-- START OF PROVIDED INFORMATION --

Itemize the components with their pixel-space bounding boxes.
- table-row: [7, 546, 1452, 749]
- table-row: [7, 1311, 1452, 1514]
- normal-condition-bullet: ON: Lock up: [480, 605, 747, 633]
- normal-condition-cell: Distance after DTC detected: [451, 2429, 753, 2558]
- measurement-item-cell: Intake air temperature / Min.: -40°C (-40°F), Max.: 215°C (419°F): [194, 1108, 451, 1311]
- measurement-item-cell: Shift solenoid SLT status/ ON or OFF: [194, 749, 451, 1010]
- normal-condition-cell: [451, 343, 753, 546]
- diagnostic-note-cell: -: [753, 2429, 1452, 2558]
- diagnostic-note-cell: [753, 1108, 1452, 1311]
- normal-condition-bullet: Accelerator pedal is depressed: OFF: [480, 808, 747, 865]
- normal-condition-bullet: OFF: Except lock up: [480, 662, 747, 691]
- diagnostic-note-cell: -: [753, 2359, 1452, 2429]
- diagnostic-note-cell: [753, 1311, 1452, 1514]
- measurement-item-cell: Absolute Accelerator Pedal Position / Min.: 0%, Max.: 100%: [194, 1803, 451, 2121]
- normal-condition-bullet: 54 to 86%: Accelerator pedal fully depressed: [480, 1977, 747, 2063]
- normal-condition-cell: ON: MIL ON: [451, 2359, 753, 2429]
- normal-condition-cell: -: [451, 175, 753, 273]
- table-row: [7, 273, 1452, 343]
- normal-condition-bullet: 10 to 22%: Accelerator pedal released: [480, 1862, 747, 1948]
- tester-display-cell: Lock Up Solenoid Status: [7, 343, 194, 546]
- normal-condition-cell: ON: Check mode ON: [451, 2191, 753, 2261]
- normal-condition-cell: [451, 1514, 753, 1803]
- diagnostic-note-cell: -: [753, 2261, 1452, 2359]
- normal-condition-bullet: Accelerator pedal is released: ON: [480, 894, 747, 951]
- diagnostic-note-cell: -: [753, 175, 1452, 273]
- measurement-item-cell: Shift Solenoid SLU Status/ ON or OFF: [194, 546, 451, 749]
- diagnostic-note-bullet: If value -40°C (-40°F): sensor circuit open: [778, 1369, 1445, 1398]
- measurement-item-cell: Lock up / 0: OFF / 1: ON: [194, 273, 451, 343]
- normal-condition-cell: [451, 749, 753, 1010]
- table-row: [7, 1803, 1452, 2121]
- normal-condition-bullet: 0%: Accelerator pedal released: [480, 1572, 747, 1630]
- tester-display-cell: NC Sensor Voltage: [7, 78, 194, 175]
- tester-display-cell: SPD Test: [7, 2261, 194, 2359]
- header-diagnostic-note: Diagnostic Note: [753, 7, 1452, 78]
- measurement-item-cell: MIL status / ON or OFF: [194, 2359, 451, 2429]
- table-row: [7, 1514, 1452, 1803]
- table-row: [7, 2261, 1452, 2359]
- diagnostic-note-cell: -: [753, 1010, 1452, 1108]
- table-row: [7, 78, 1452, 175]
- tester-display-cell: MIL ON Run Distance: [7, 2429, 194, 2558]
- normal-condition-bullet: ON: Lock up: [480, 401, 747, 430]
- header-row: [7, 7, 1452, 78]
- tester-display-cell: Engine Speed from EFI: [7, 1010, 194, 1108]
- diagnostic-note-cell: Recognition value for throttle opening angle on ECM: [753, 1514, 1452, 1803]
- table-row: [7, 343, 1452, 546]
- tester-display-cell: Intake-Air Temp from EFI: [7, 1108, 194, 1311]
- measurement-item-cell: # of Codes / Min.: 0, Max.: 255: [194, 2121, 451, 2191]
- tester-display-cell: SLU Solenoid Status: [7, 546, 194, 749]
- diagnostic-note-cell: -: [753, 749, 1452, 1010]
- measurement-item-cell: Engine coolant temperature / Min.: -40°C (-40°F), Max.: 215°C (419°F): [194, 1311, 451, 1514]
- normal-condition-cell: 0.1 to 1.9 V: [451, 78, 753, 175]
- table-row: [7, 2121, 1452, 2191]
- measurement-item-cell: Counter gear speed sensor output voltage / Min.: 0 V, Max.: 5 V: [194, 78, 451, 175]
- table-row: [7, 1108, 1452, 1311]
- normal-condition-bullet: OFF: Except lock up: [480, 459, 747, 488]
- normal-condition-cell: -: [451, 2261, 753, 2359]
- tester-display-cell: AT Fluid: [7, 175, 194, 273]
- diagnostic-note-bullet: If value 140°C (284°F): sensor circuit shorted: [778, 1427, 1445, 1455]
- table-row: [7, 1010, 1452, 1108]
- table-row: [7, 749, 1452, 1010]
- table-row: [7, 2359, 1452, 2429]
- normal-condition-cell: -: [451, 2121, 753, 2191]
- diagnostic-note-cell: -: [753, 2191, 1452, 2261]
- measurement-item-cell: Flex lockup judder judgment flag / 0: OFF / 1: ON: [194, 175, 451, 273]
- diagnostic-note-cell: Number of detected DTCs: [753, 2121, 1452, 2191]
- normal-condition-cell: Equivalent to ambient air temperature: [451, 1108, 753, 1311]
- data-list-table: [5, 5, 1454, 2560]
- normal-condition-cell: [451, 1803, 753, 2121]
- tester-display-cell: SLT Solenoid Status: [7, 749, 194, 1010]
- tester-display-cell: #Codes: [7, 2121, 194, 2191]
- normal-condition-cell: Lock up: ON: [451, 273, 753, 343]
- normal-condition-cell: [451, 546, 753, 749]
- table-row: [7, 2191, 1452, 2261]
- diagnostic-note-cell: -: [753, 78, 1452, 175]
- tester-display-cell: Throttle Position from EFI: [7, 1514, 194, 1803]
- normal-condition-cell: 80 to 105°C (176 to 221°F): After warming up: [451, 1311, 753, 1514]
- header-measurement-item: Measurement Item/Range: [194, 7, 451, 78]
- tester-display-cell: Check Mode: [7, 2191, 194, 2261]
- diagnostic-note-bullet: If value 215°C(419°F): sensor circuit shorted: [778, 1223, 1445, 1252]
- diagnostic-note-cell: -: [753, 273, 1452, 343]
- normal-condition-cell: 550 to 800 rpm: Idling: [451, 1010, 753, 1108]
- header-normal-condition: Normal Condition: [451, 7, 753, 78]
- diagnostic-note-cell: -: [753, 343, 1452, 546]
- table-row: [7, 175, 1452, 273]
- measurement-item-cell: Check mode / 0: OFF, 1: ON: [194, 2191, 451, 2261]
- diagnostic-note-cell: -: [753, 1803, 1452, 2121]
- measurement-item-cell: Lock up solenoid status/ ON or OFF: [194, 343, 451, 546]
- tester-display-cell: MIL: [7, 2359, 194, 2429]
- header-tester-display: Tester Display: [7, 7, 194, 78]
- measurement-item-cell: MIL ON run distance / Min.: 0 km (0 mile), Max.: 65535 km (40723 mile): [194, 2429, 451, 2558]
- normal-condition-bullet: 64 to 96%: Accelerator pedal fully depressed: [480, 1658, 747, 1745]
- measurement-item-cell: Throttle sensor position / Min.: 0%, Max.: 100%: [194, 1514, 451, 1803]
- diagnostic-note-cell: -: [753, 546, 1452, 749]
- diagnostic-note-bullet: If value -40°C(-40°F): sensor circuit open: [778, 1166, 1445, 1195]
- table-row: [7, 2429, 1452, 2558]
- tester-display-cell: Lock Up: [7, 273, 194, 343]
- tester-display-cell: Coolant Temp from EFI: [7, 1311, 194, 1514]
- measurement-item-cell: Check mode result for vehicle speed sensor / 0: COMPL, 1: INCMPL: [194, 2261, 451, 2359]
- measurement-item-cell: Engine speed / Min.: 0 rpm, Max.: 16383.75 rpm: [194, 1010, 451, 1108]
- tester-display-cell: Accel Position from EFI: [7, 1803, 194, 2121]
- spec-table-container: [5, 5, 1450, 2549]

-- END OF PROVIDED INFORMATION --

# AIM OF THE EXERCISE:
Can you give the data above again, substituting "sensor circuit broken" for every "sensor circuit open" and leaving everything else untouched?

# SOLUTION FOR THIS EXERCISE:
Itemize the components with their pixel-space bounding boxes.
- table-row: [7, 546, 1452, 749]
- table-row: [7, 1311, 1452, 1514]
- normal-condition-bullet: ON: Lock up: [480, 605, 747, 633]
- normal-condition-cell: Distance after DTC detected: [451, 2429, 753, 2558]
- measurement-item-cell: Intake air temperature / Min.: -40°C (-40°F), Max.: 215°C (419°F): [194, 1108, 451, 1311]
- measurement-item-cell: Shift solenoid SLT status/ ON or OFF: [194, 749, 451, 1010]
- normal-condition-cell: [451, 343, 753, 546]
- diagnostic-note-cell: -: [753, 2429, 1452, 2558]
- diagnostic-note-cell: [753, 1108, 1452, 1311]
- normal-condition-bullet: Accelerator pedal is depressed: OFF: [480, 808, 747, 865]
- normal-condition-bullet: OFF: Except lock up: [480, 662, 747, 691]
- diagnostic-note-cell: -: [753, 2359, 1452, 2429]
- diagnostic-note-cell: [753, 1311, 1452, 1514]
- measurement-item-cell: Absolute Accelerator Pedal Position / Min.: 0%, Max.: 100%: [194, 1803, 451, 2121]
- normal-condition-bullet: 54 to 86%: Accelerator pedal fully depressed: [480, 1977, 747, 2063]
- normal-condition-cell: ON: MIL ON: [451, 2359, 753, 2429]
- normal-condition-cell: -: [451, 175, 753, 273]
- table-row: [7, 273, 1452, 343]
- normal-condition-bullet: 10 to 22%: Accelerator pedal released: [480, 1862, 747, 1948]
- tester-display-cell: Lock Up Solenoid Status: [7, 343, 194, 546]
- normal-condition-cell: ON: Check mode ON: [451, 2191, 753, 2261]
- normal-condition-cell: [451, 1514, 753, 1803]
- diagnostic-note-cell: -: [753, 2261, 1452, 2359]
- normal-condition-bullet: Accelerator pedal is released: ON: [480, 894, 747, 951]
- diagnostic-note-cell: -: [753, 175, 1452, 273]
- measurement-item-cell: Shift Solenoid SLU Status/ ON or OFF: [194, 546, 451, 749]
- diagnostic-note-bullet: If value -40°C (-40°F): sensor circuit broken: [778, 1369, 1445, 1398]
- measurement-item-cell: Lock up / 0: OFF / 1: ON: [194, 273, 451, 343]
- normal-condition-cell: [451, 749, 753, 1010]
- table-row: [7, 1803, 1452, 2121]
- normal-condition-bullet: 0%: Accelerator pedal released: [480, 1572, 747, 1630]
- tester-display-cell: NC Sensor Voltage: [7, 78, 194, 175]
- tester-display-cell: SPD Test: [7, 2261, 194, 2359]
- header-diagnostic-note: Diagnostic Note: [753, 7, 1452, 78]
- measurement-item-cell: MIL status / ON or OFF: [194, 2359, 451, 2429]
- table-row: [7, 1514, 1452, 1803]
- table-row: [7, 2261, 1452, 2359]
- diagnostic-note-cell: -: [753, 1010, 1452, 1108]
- table-row: [7, 78, 1452, 175]
- tester-display-cell: MIL ON Run Distance: [7, 2429, 194, 2558]
- normal-condition-bullet: ON: Lock up: [480, 401, 747, 430]
- header-row: [7, 7, 1452, 78]
- tester-display-cell: Engine Speed from EFI: [7, 1010, 194, 1108]
- diagnostic-note-cell: Recognition value for throttle opening angle on ECM: [753, 1514, 1452, 1803]
- table-row: [7, 343, 1452, 546]
- tester-display-cell: Intake-Air Temp from EFI: [7, 1108, 194, 1311]
- measurement-item-cell: # of Codes / Min.: 0, Max.: 255: [194, 2121, 451, 2191]
- tester-display-cell: SLU Solenoid Status: [7, 546, 194, 749]
- diagnostic-note-cell: -: [753, 749, 1452, 1010]
- measurement-item-cell: Engine coolant temperature / Min.: -40°C (-40°F), Max.: 215°C (419°F): [194, 1311, 451, 1514]
- normal-condition-cell: 0.1 to 1.9 V: [451, 78, 753, 175]
- table-row: [7, 2121, 1452, 2191]
- measurement-item-cell: Counter gear speed sensor output voltage / Min.: 0 V, Max.: 5 V: [194, 78, 451, 175]
- table-row: [7, 1108, 1452, 1311]
- normal-condition-bullet: OFF: Except lock up: [480, 459, 747, 488]
- normal-condition-cell: -: [451, 2261, 753, 2359]
- tester-display-cell: AT Fluid: [7, 175, 194, 273]
- diagnostic-note-bullet: If value 140°C (284°F): sensor circuit shorted: [778, 1427, 1445, 1455]
- table-row: [7, 1010, 1452, 1108]
- table-row: [7, 749, 1452, 1010]
- table-row: [7, 2359, 1452, 2429]
- normal-condition-cell: -: [451, 2121, 753, 2191]
- diagnostic-note-cell: -: [753, 2191, 1452, 2261]
- measurement-item-cell: Flex lockup judder judgment flag / 0: OFF / 1: ON: [194, 175, 451, 273]
- diagnostic-note-cell: Number of detected DTCs: [753, 2121, 1452, 2191]
- normal-condition-cell: Equivalent to ambient air temperature: [451, 1108, 753, 1311]
- data-list-table: [5, 5, 1454, 2560]
- normal-condition-cell: [451, 1803, 753, 2121]
- tester-display-cell: SLT Solenoid Status: [7, 749, 194, 1010]
- tester-display-cell: #Codes: [7, 2121, 194, 2191]
- normal-condition-cell: Lock up: ON: [451, 273, 753, 343]
- normal-condition-cell: [451, 546, 753, 749]
- table-row: [7, 2191, 1452, 2261]
- diagnostic-note-cell: -: [753, 78, 1452, 175]
- tester-display-cell: Throttle Position from EFI: [7, 1514, 194, 1803]
- normal-condition-cell: 80 to 105°C (176 to 221°F): After warming up: [451, 1311, 753, 1514]
- header-measurement-item: Measurement Item/Range: [194, 7, 451, 78]
- tester-display-cell: Check Mode: [7, 2191, 194, 2261]
- diagnostic-note-bullet: If value 215°C(419°F): sensor circuit shorted: [778, 1223, 1445, 1252]
- diagnostic-note-cell: -: [753, 273, 1452, 343]
- normal-condition-cell: 550 to 800 rpm: Idling: [451, 1010, 753, 1108]
- header-normal-condition: Normal Condition: [451, 7, 753, 78]
- diagnostic-note-cell: -: [753, 343, 1452, 546]
- table-row: [7, 175, 1452, 273]
- measurement-item-cell: Check mode / 0: OFF, 1: ON: [194, 2191, 451, 2261]
- diagnostic-note-cell: -: [753, 1803, 1452, 2121]
- measurement-item-cell: Lock up solenoid status/ ON or OFF: [194, 343, 451, 546]
- tester-display-cell: MIL: [7, 2359, 194, 2429]
- header-tester-display: Tester Display: [7, 7, 194, 78]
- measurement-item-cell: MIL ON run distance / Min.: 0 km (0 mile), Max.: 65535 km (40723 mile): [194, 2429, 451, 2558]
- normal-condition-bullet: 64 to 96%: Accelerator pedal fully depressed: [480, 1658, 747, 1745]
- measurement-item-cell: Throttle sensor position / Min.: 0%, Max.: 100%: [194, 1514, 451, 1803]
- diagnostic-note-cell: -: [753, 546, 1452, 749]
- diagnostic-note-bullet: If value -40°C(-40°F): sensor circuit broken: [778, 1166, 1445, 1195]
- table-row: [7, 2429, 1452, 2558]
- tester-display-cell: Lock Up: [7, 273, 194, 343]
- tester-display-cell: Coolant Temp from EFI: [7, 1311, 194, 1514]
- measurement-item-cell: Check mode result for vehicle speed sensor / 0: COMPL, 1: INCMPL: [194, 2261, 451, 2359]
- measurement-item-cell: Engine speed / Min.: 0 rpm, Max.: 16383.75 rpm: [194, 1010, 451, 1108]
- tester-display-cell: Accel Position from EFI: [7, 1803, 194, 2121]
- spec-table-container: [5, 5, 1450, 2549]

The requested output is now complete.